[EXCERPT PROVIDED]
— begin —

[ARM] Enable mixed types in ARM CGP

Previously, during the search, all values had to have the same
'TypeSize', which is equal to number of bits of the integer type of
the icmp operand. All values in the tree had to match this size;
meaning that, if we searched from i16, we wouldn't accept i8s. A
change in type size requires zext and truncs to perform the casts so,
to allow mixed narrow types, the handling of these instructions is
now slightly different:

- we allow casts if their result or operand is <= TypeSize.
- zexts are sinks if their result > TypeSize.
- truncs are still sinks if their operand == TypeSize.
- truncs are still sources if their result == TypeSize.

The transformation bails on finding an icmp that operates on data
smaller than the current TypeSize.

— end —

[INFORMATION GIVEN]
— begin —

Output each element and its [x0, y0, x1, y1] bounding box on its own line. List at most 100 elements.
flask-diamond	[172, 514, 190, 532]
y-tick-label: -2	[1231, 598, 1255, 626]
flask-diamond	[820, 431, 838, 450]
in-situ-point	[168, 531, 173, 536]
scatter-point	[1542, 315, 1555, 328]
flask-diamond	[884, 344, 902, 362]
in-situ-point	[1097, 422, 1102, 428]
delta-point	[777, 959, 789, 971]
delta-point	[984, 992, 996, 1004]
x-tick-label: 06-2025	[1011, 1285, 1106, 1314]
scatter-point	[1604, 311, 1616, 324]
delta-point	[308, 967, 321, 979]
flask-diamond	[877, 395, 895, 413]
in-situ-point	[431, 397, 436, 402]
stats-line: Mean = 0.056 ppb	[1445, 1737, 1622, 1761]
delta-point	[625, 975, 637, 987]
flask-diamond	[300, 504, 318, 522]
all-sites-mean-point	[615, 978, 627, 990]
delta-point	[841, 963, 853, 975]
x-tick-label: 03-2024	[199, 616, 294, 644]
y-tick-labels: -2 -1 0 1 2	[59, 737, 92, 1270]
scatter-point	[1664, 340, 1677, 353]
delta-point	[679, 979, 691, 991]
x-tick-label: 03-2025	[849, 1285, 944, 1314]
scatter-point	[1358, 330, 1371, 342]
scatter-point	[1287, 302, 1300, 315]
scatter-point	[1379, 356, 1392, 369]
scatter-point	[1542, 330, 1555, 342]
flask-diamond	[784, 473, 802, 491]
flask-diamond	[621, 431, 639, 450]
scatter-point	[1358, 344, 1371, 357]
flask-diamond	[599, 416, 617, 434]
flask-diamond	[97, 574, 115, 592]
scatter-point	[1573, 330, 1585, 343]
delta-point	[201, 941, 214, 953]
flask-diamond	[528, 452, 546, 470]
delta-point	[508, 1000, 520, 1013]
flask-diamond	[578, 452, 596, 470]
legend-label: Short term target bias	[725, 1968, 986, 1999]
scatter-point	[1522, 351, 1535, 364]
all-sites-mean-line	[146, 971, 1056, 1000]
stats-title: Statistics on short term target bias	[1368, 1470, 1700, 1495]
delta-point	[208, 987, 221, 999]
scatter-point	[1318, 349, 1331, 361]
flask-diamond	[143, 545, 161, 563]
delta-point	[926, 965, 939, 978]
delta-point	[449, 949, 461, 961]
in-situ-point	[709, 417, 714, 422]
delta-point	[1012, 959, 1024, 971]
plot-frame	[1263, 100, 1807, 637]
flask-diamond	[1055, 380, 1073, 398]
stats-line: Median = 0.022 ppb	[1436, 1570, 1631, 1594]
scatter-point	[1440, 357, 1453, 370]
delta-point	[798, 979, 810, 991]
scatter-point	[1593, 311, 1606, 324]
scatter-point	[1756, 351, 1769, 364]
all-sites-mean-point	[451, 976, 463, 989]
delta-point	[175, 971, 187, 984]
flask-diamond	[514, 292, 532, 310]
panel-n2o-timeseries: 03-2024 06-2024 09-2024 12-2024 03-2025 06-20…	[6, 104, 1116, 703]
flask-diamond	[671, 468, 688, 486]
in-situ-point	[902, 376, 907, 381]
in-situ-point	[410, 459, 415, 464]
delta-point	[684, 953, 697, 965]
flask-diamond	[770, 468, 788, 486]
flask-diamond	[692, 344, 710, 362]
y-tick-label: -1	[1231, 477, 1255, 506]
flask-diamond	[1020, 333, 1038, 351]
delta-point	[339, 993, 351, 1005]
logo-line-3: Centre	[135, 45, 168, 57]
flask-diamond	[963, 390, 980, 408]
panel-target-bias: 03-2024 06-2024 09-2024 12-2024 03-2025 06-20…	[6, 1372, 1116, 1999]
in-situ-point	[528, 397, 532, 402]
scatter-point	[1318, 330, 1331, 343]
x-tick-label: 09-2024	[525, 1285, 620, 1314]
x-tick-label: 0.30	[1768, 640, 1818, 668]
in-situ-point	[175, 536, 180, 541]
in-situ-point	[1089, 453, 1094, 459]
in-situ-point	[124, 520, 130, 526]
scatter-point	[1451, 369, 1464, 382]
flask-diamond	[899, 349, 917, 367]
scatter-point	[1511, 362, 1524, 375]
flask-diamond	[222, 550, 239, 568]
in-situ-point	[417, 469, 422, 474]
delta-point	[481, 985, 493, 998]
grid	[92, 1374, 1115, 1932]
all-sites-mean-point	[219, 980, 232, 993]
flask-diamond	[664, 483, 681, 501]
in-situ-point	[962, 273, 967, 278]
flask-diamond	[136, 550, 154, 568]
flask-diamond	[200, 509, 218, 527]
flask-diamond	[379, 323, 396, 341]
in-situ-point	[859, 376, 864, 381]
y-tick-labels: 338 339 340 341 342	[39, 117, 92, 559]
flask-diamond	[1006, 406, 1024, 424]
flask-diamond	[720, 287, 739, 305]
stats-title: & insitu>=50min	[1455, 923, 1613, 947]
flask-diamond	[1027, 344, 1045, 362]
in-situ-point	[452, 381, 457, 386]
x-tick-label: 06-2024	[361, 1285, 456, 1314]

— end —

[EXERCISES]
A. Reproduce the part of the passage on mixed types in ARM CGP starting with "Previously, during the" and going on through "is <= TypeSize.", word for word.
B. Transcribe the entries exactly, starting with their first line and going on through the line with "315, 1555, 328]".
The passage and the entries have nothing to do with each other.

[SOLUTION SET]
A.
Previously, during the search, all values had to have the same
'TypeSize', which is equal to number of bits of the integer type of
the icmp operand. All values in the tree had to match this size;
meaning that, if we searched from i16, we wouldn't accept i8s. A
change in type size requires zext and truncs to perform the casts so,
to allow mixed narrow types, the handling of these instructions is
now slightly different:

- we allow casts if their result or operand is <= TypeSize.

B.
Output each element and its [x0, y0, x1, y1] bounding box on its own line. List at most 100 elements.
flask-diamond	[172, 514, 190, 532]
y-tick-label: -2	[1231, 598, 1255, 626]
flask-diamond	[820, 431, 838, 450]
in-situ-point	[168, 531, 173, 536]
scatter-point	[1542, 315, 1555, 328]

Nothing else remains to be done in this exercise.